### SHORT PROBLEM
Transcribe all records exactly.
___ DATASET ENTRIES
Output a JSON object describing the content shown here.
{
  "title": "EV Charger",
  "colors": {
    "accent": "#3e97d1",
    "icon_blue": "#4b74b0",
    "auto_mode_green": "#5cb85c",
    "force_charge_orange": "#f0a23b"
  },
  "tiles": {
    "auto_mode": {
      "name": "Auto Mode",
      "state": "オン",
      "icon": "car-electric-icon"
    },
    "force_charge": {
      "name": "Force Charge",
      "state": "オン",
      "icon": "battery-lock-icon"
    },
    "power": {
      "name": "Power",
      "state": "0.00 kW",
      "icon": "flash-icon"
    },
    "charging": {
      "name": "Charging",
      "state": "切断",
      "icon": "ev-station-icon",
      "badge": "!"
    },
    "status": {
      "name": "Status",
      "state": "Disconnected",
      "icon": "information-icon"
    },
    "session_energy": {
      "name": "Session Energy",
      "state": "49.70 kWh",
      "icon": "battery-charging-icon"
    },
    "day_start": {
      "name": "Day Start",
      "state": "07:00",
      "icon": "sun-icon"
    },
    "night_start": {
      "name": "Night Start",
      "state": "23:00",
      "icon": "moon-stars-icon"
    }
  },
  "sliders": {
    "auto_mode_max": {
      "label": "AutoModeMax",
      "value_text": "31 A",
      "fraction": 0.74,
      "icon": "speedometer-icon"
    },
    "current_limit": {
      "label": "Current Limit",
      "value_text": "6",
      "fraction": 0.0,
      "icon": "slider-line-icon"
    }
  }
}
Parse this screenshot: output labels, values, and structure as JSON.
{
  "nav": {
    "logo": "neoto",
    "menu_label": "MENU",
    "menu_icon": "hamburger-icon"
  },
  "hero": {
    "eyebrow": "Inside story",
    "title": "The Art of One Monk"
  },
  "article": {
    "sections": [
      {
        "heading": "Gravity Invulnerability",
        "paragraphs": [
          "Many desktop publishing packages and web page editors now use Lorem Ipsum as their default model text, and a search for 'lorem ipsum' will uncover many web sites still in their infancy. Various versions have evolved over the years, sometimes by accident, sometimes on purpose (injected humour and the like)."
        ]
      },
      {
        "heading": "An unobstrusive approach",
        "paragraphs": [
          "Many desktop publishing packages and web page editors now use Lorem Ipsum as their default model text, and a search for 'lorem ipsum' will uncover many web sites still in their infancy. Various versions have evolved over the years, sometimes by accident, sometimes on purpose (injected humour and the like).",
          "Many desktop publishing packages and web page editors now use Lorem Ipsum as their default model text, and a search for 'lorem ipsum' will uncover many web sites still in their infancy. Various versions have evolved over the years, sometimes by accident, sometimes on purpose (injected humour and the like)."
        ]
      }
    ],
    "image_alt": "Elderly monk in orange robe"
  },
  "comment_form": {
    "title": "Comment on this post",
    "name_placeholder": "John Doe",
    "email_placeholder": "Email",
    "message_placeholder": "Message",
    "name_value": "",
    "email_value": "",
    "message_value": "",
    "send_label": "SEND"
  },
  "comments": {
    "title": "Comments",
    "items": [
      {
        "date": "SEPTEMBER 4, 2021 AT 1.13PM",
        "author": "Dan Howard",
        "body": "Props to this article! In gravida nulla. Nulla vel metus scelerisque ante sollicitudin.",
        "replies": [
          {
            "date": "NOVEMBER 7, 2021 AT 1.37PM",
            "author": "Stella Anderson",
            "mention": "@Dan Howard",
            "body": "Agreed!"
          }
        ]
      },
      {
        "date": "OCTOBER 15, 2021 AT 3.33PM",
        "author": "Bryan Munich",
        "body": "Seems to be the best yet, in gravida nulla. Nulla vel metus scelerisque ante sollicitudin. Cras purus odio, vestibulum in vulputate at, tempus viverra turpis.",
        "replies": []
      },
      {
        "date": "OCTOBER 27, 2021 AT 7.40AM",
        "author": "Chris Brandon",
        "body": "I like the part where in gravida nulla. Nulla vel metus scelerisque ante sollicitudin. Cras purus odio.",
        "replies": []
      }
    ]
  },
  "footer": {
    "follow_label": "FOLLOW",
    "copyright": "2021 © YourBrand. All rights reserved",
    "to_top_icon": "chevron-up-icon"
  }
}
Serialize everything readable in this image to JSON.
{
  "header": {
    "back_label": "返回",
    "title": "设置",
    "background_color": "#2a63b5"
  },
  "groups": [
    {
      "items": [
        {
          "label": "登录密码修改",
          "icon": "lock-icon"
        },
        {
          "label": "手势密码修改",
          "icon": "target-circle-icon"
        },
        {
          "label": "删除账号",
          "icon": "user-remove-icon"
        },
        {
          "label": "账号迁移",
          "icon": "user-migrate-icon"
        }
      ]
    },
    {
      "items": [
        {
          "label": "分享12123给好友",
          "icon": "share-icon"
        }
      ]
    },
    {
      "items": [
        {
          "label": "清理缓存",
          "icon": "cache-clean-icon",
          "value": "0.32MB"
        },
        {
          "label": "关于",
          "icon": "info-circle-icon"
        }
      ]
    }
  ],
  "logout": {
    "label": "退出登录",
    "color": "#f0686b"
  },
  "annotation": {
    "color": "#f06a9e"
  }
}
______
### EXPECTED ANSWER
Output a JSON object describing the content shown here.
{
  "title": "EV Charger",
  "colors": {
    "accent": "#3e97d1",
    "icon_blue": "#4b74b0",
    "auto_mode_green": "#5cb85c",
    "force_charge_orange": "#f0a23b"
  },
  "tiles": {
    "auto_mode": {
      "name": "Auto Mode",
      "state": "オン",
      "icon": "car-electric-icon"
    },
    "force_charge": {
      "name": "Force Charge",
      "state": "オン",
      "icon": "battery-lock-icon"
    },
    "power": {
      "name": "Power",
      "state": "0.00 kW",
      "icon": "flash-icon"
    },
    "charging": {
      "name": "Charging",
      "state": "切断",
      "icon": "ev-station-icon",
      "badge": "!"
    },
    "status": {
      "name": "Status",
      "state": "Disconnected",
      "icon": "information-icon"
    },
    "session_energy": {
      "name": "Session Energy",
      "state": "49.70 kWh",
      "icon": "battery-charging-icon"
    },
    "day_start": {
      "name": "Day Start",
      "state": "07:00",
      "icon": "sun-icon"
    },
    "night_start": {
      "name": "Night Start",
      "state": "23:00",
      "icon": "moon-stars-icon"
    }
  },
  "sliders": {
    "auto_mode_max": {
      "label": "AutoModeMax",
      "value_text": "31 A",
      "fraction": 0.74,
      "icon": "speedometer-icon"
    },
    "current_limit": {
      "label": "Current Limit",
      "value_text": "6",
      "fraction": 0.0,
      "icon": "slider-line-icon"
    }
  }
}
Parse this screenshot: output labels, values, and structure as JSON.
{
  "nav": {
    "logo": "neoto",
    "menu_label": "MENU",
    "menu_icon": "hamburger-icon"
  },
  "hero": {
    "eyebrow": "Inside story",
    "title": "The Art of One Monk"
  },
  "article": {
    "sections": [
      {
        "heading": "Gravity Invulnerability",
        "paragraphs": [
          "Many desktop publishing packages and web page editors now use Lorem Ipsum as their default model text, and a search for 'lorem ipsum' will uncover many web sites still in their infancy. Various versions have evolved over the years, sometimes by accident, sometimes on purpose (injected humour and the like)."
        ]
      },
      {
        "heading": "An unobstrusive approach",
        "paragraphs": [
          "Many desktop publishing packages and web page editors now use Lorem Ipsum as their default model text, and a search for 'lorem ipsum' will uncover many web sites still in their infancy. Various versions have evolved over the years, sometimes by accident, sometimes on purpose (injected humour and the like).",
          "Many desktop publishing packages and web page editors now use Lorem Ipsum as their default model text, and a search for 'lorem ipsum' will uncover many web sites still in their infancy. Various versions have evolved over the years, sometimes by accident, sometimes on purpose (injected humour and the like)."
        ]
      }
    ],
    "image_alt": "Elderly monk in orange robe"
  },
  "comment_form": {
    "title": "Comment on this post",
    "name_placeholder": "John Doe",
    "email_placeholder": "Email",
    "message_placeholder": "Message",
    "name_value": "",
    "email_value": "",
    "message_value": "",
    "send_label": "SEND"
  },
  "comments": {
    "title": "Comments",
    "items": [
      {
        "date": "SEPTEMBER 4, 2021 AT 1.13PM",
        "author": "Dan Howard",
        "body": "Props to this article! In gravida nulla. Nulla vel metus scelerisque ante sollicitudin.",
        "replies": [
          {
            "date": "NOVEMBER 7, 2021 AT 1.37PM",
            "author": "Stella Anderson",
            "mention": "@Dan Howard",
            "body": "Agreed!"
          }
        ]
      },
      {
        "date": "OCTOBER 15, 2021 AT 3.33PM",
        "author": "Bryan Munich",
        "body": "Seems to be the best yet, in gravida nulla. Nulla vel metus scelerisque ante sollicitudin. Cras purus odio, vestibulum in vulputate at, tempus viverra turpis.",
        "replies": []
      },
      {
        "date": "OCTOBER 27, 2021 AT 7.40AM",
        "author": "Chris Brandon",
        "body": "I like the part where in gravida nulla. Nulla vel metus scelerisque ante sollicitudin. Cras purus odio.",
        "replies": []
      }
    ]
  },
  "footer": {
    "follow_label": "FOLLOW",
    "copyright": "2021 © YourBrand. All rights reserved",
    "to_top_icon": "chevron-up-icon"
  }
}
Serialize everything readable in this image to JSON.
{
  "header": {
    "back_label": "返回",
    "title": "设置",
    "background_color": "#2a63b5"
  },
  "groups": [
    {
      "items": [
        {
          "label": "登录密码修改",
          "icon": "lock-icon"
        },
        {
          "label": "手势密码修改",
          "icon": "target-circle-icon"
        },
        {
          "label": "删除账号",
          "icon": "user-remove-icon"
        },
        {
          "label": "账号迁移",
          "icon": "user-migrate-icon"
        }
      ]
    },
    {
      "items": [
        {
          "label": "分享12123给好友",
          "icon": "share-icon"
        }
      ]
    },
    {
      "items": [
        {
          "label": "清理缓存",
          "icon": "cache-clean-icon",
          "value": "0.32MB"
        },
        {
          "label": "关于",
          "icon": "info-circle-icon"
        }
      ]
    }
  ],
  "logout": {
    "label": "退出登录",
    "color": "#f0686b"
  },
  "annotation": {
    "color": "#f06a9e"
  }
}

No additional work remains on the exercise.